The problem:
Copy out each line of the data that holds the word "uitvaartcentrum".

Source records:

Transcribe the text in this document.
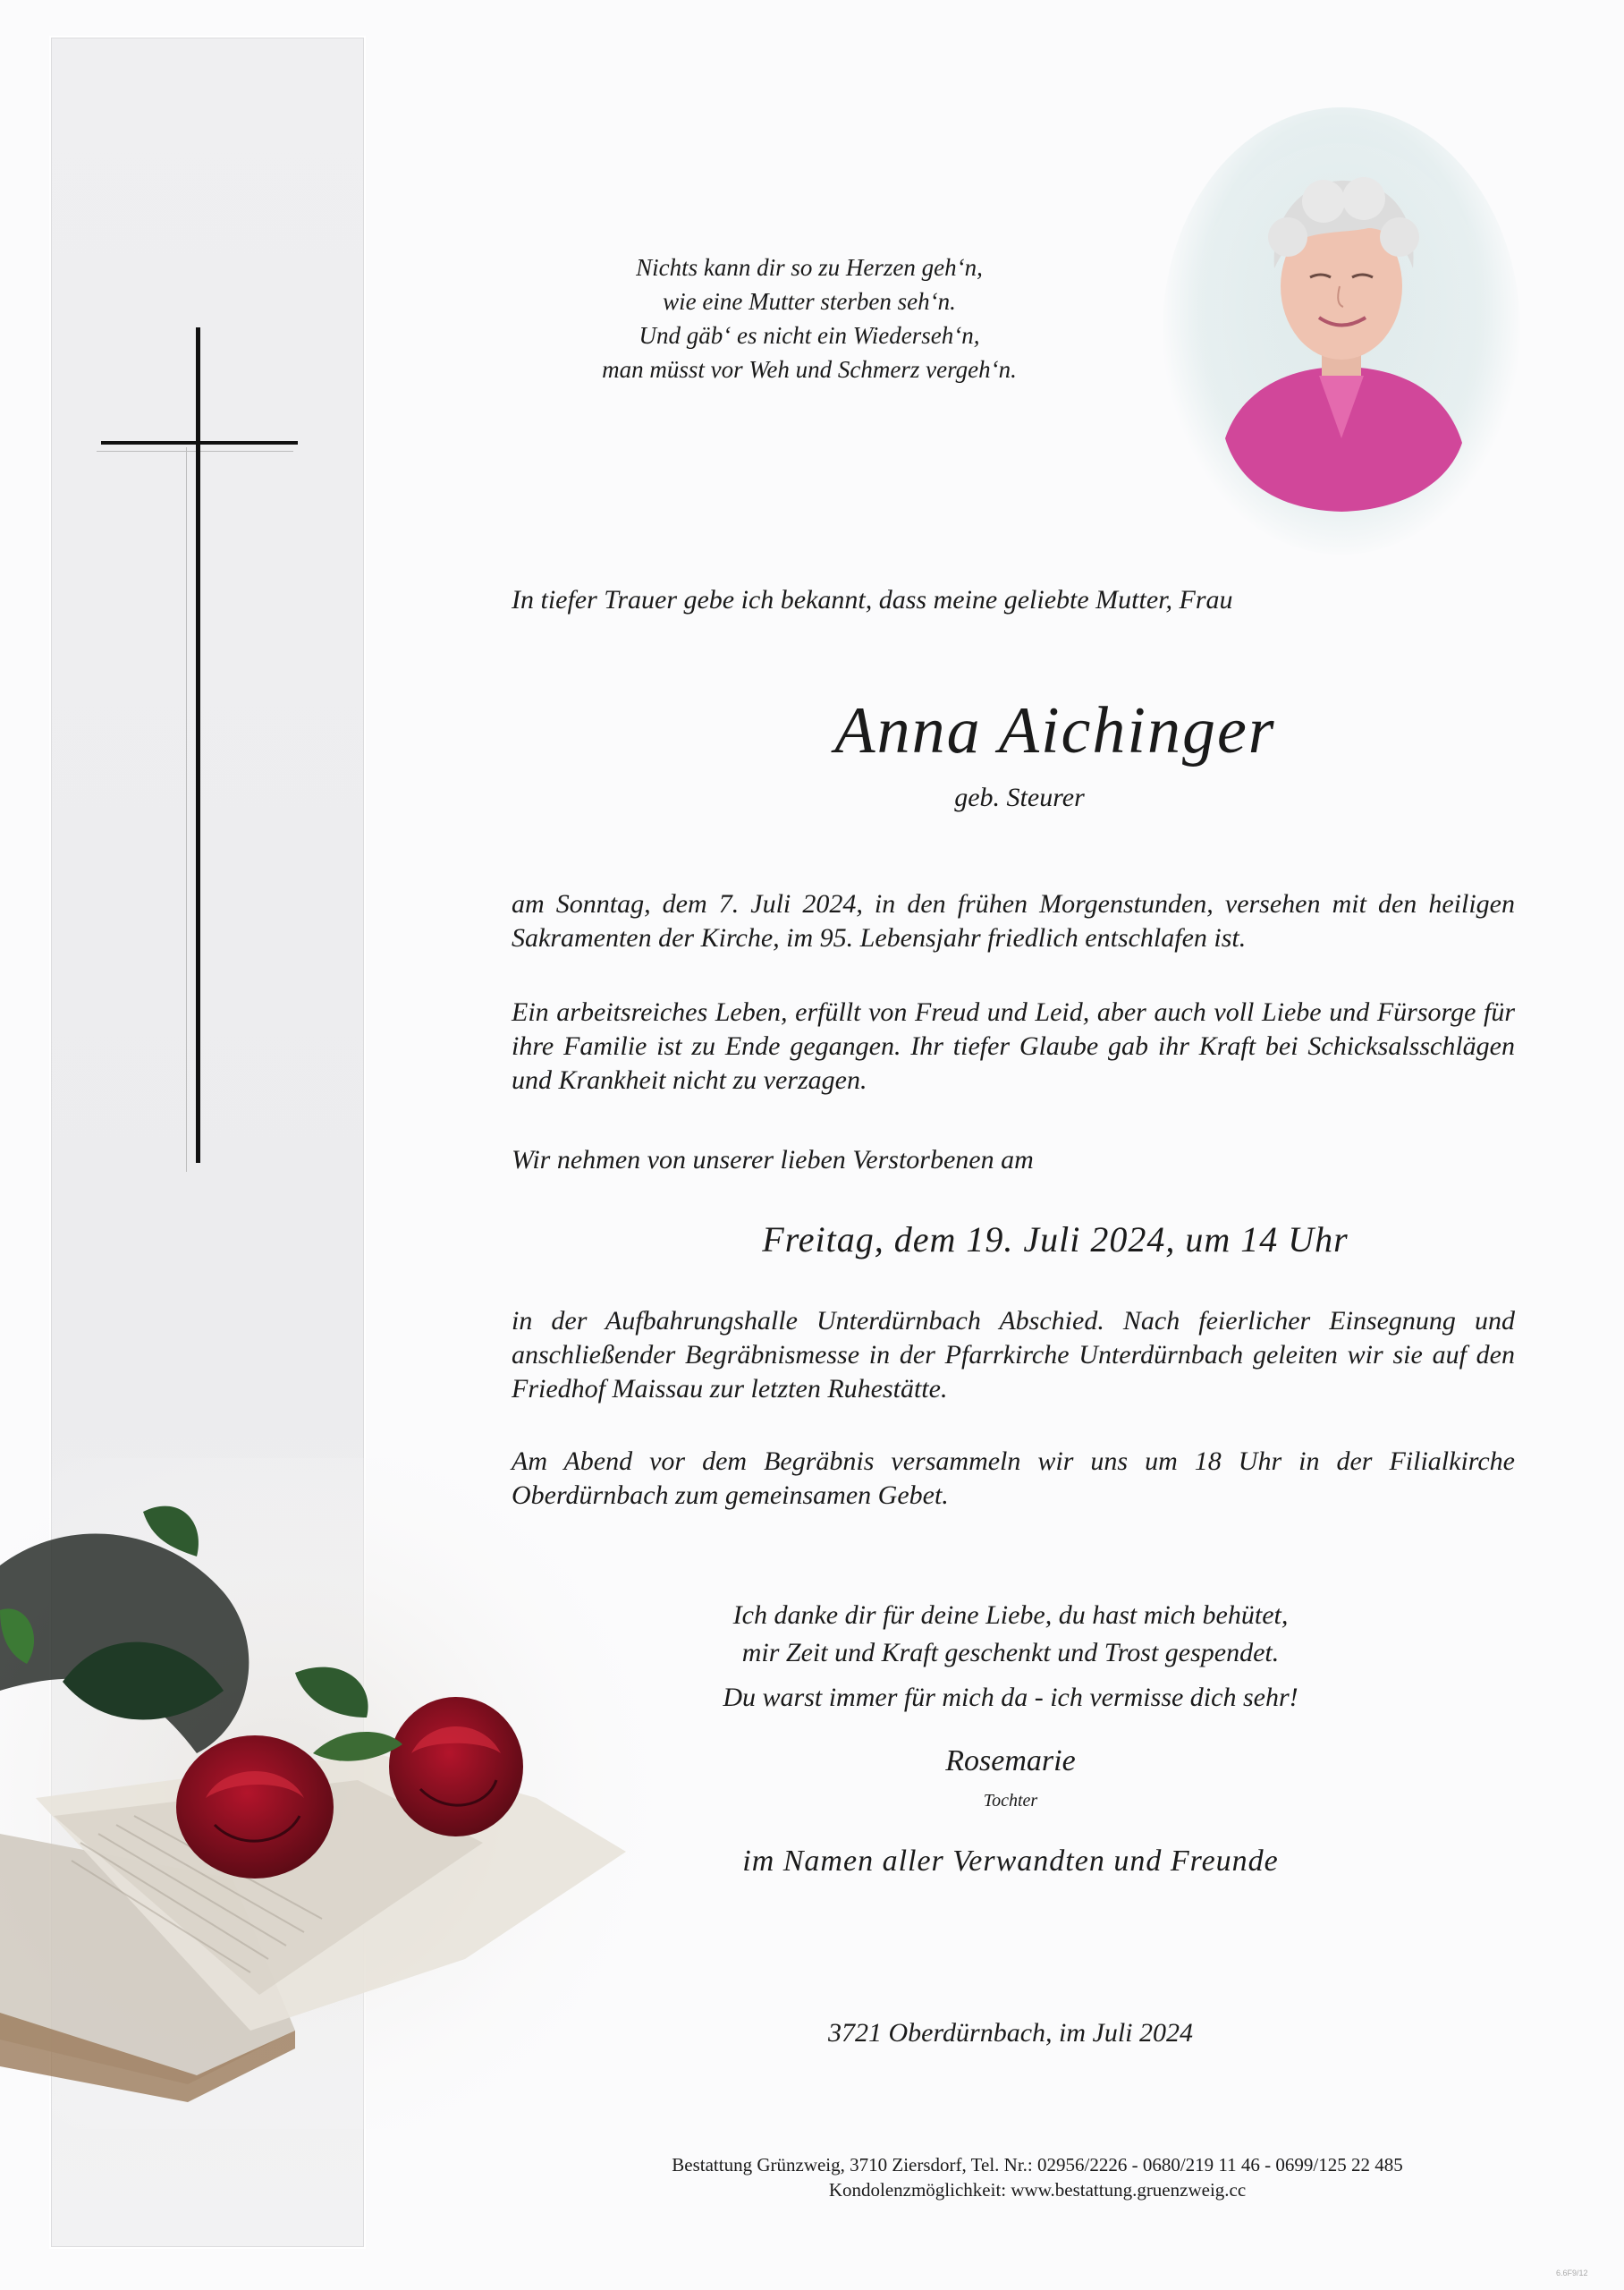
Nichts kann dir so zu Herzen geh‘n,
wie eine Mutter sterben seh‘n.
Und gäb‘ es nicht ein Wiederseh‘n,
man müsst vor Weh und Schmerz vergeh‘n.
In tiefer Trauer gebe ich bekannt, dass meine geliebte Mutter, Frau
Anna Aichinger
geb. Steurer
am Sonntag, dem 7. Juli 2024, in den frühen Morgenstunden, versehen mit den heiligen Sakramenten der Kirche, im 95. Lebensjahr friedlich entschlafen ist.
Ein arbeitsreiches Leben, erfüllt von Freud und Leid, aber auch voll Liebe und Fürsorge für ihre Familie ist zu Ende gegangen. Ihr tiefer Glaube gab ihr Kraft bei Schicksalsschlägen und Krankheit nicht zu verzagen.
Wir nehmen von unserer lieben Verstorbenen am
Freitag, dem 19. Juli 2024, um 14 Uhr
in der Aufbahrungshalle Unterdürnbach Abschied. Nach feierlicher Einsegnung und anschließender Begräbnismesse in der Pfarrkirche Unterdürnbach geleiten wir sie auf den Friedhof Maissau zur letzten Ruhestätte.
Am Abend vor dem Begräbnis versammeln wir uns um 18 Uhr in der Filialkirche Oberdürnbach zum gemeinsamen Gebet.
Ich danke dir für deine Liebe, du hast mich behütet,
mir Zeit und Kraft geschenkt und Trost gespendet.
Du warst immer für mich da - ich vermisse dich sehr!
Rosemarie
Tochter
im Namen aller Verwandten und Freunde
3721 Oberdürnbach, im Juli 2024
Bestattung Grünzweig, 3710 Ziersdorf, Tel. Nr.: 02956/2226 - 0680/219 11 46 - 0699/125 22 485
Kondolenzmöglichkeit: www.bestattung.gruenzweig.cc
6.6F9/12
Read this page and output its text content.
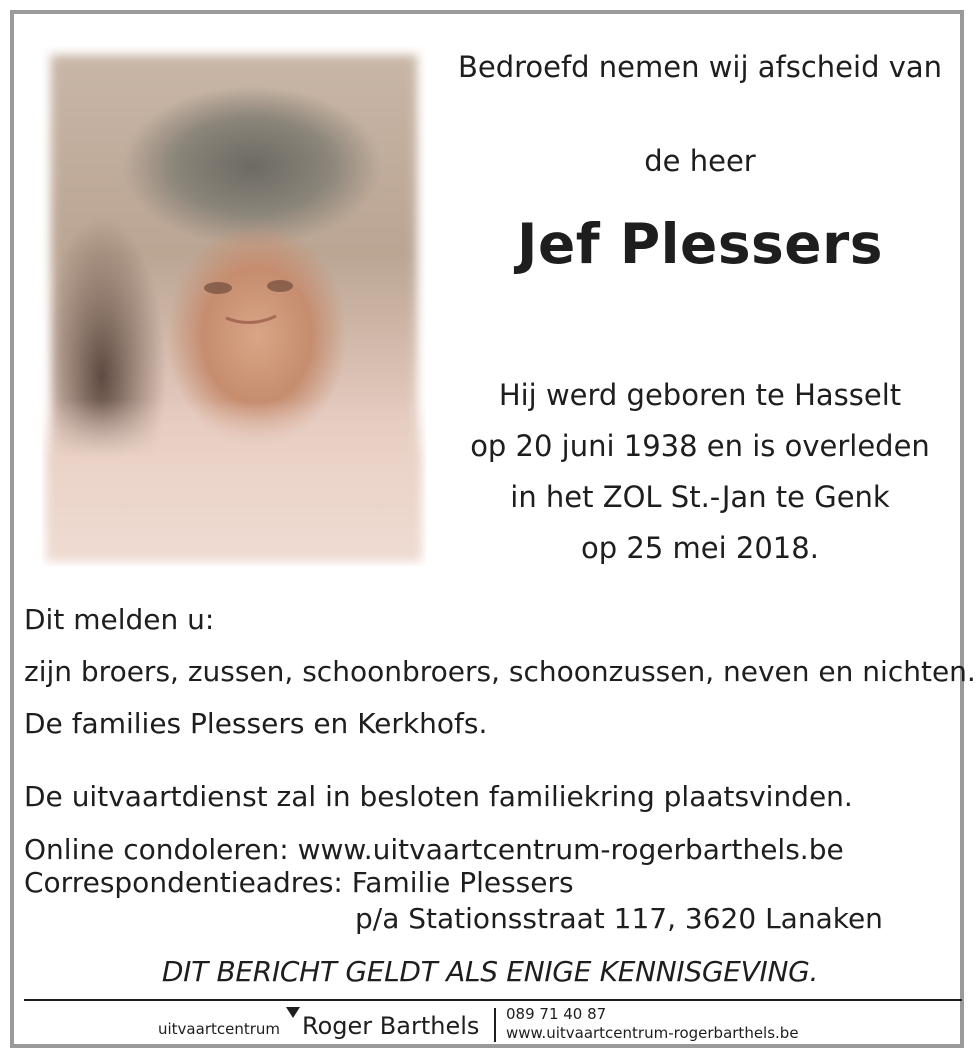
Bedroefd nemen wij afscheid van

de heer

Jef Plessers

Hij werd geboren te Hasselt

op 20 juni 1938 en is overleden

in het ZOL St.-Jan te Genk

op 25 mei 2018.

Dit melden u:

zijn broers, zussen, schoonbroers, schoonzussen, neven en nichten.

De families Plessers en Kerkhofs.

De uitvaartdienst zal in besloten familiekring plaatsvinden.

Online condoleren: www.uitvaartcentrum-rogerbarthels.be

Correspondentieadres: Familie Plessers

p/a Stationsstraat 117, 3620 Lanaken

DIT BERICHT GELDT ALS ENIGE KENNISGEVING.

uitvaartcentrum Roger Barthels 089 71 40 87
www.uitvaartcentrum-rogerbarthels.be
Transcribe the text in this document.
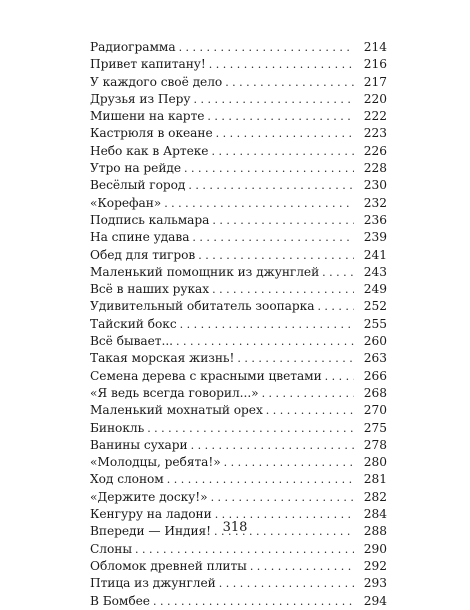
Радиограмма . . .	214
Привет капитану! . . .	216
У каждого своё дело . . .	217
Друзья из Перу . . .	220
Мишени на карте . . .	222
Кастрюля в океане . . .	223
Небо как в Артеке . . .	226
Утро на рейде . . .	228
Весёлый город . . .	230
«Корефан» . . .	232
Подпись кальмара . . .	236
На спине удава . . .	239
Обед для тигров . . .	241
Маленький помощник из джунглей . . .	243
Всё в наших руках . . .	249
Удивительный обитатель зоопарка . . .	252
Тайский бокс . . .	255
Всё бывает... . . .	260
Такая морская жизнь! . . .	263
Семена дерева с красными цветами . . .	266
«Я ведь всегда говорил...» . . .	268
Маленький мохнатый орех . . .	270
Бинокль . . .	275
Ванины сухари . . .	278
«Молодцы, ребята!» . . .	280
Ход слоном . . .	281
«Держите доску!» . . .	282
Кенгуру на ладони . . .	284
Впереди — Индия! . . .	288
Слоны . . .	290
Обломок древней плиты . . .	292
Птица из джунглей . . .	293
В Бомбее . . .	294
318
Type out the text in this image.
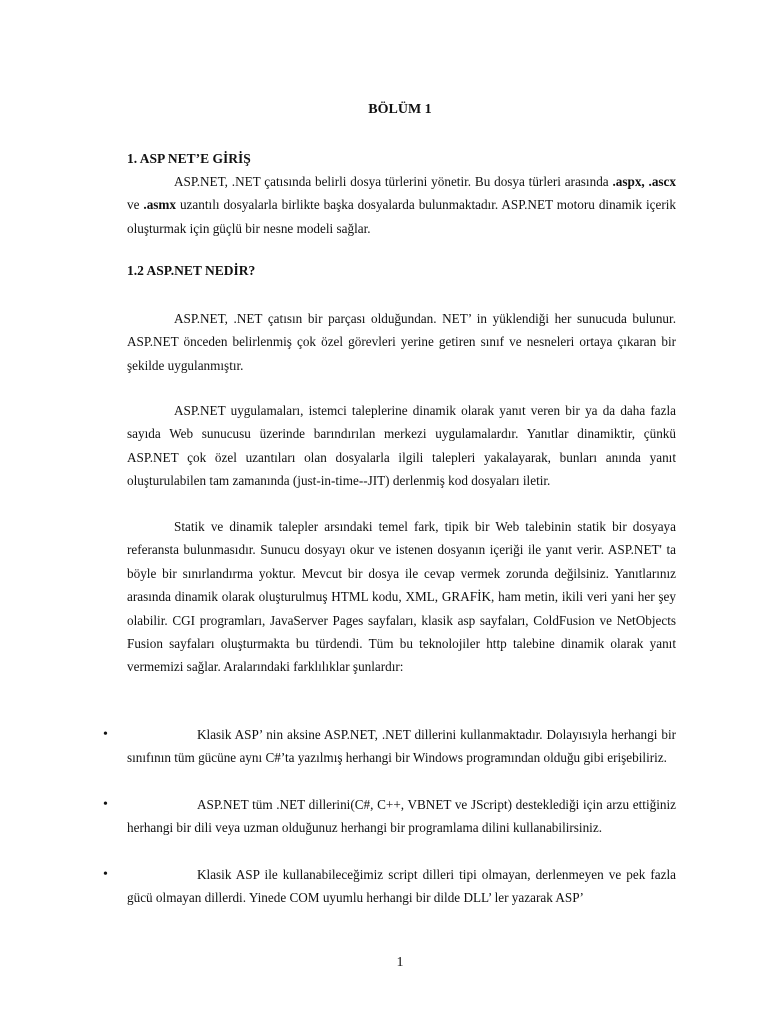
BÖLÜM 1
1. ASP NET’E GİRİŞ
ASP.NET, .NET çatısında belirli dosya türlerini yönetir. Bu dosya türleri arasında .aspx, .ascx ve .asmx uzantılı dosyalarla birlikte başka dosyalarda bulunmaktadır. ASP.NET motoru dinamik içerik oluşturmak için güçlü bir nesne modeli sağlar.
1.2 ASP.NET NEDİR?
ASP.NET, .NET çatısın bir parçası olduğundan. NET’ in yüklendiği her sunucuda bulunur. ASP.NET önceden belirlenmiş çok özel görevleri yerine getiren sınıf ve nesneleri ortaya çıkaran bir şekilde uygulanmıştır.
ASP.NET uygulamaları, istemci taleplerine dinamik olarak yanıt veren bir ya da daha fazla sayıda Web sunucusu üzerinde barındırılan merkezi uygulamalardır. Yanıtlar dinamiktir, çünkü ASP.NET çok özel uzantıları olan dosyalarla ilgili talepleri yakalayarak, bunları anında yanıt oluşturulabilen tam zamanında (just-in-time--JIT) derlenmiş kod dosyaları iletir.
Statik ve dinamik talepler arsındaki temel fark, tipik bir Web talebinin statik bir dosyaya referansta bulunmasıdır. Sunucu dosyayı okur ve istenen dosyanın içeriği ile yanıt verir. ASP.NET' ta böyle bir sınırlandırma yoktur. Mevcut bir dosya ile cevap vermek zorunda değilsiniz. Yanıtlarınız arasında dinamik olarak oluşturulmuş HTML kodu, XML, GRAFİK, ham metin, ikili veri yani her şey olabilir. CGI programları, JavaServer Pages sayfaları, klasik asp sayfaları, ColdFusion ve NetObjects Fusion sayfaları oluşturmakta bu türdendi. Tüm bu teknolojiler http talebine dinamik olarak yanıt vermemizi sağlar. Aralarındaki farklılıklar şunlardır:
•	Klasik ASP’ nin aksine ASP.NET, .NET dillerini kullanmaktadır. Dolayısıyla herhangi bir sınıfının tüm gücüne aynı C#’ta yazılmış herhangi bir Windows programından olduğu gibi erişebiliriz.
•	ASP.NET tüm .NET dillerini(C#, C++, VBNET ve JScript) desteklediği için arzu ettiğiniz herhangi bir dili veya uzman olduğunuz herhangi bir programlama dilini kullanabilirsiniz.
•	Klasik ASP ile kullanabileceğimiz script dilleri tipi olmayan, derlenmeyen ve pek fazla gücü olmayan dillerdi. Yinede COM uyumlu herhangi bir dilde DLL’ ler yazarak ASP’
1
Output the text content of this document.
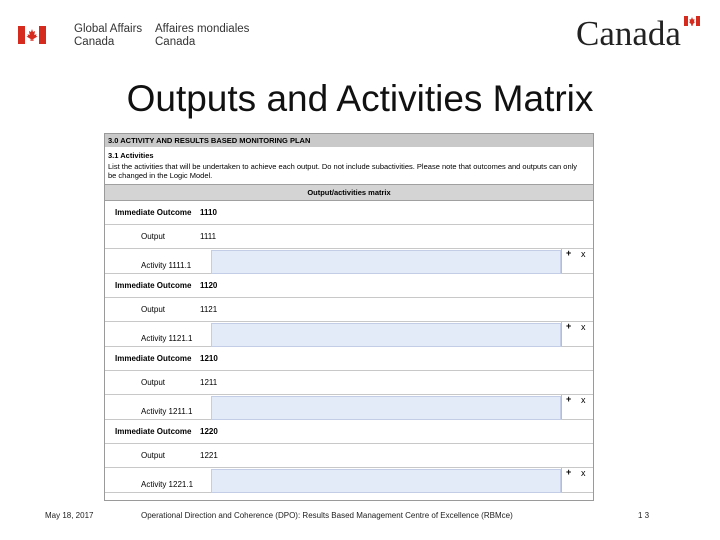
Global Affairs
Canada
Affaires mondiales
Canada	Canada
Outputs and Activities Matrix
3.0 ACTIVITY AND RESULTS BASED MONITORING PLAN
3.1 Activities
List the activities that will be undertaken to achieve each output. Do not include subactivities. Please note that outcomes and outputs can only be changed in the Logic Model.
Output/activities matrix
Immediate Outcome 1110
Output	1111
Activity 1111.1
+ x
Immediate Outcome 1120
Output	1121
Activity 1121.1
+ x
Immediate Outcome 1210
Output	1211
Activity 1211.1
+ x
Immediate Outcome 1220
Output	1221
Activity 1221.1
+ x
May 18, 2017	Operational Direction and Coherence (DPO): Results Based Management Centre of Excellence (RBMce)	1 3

Full response:
Online condoleren: www.uitvaartcentrum-rogerbarthels.be
uitvaartcentrum Roger Barthels 089 71 40 87
www.uitvaartcentrum-rogerbarthels.be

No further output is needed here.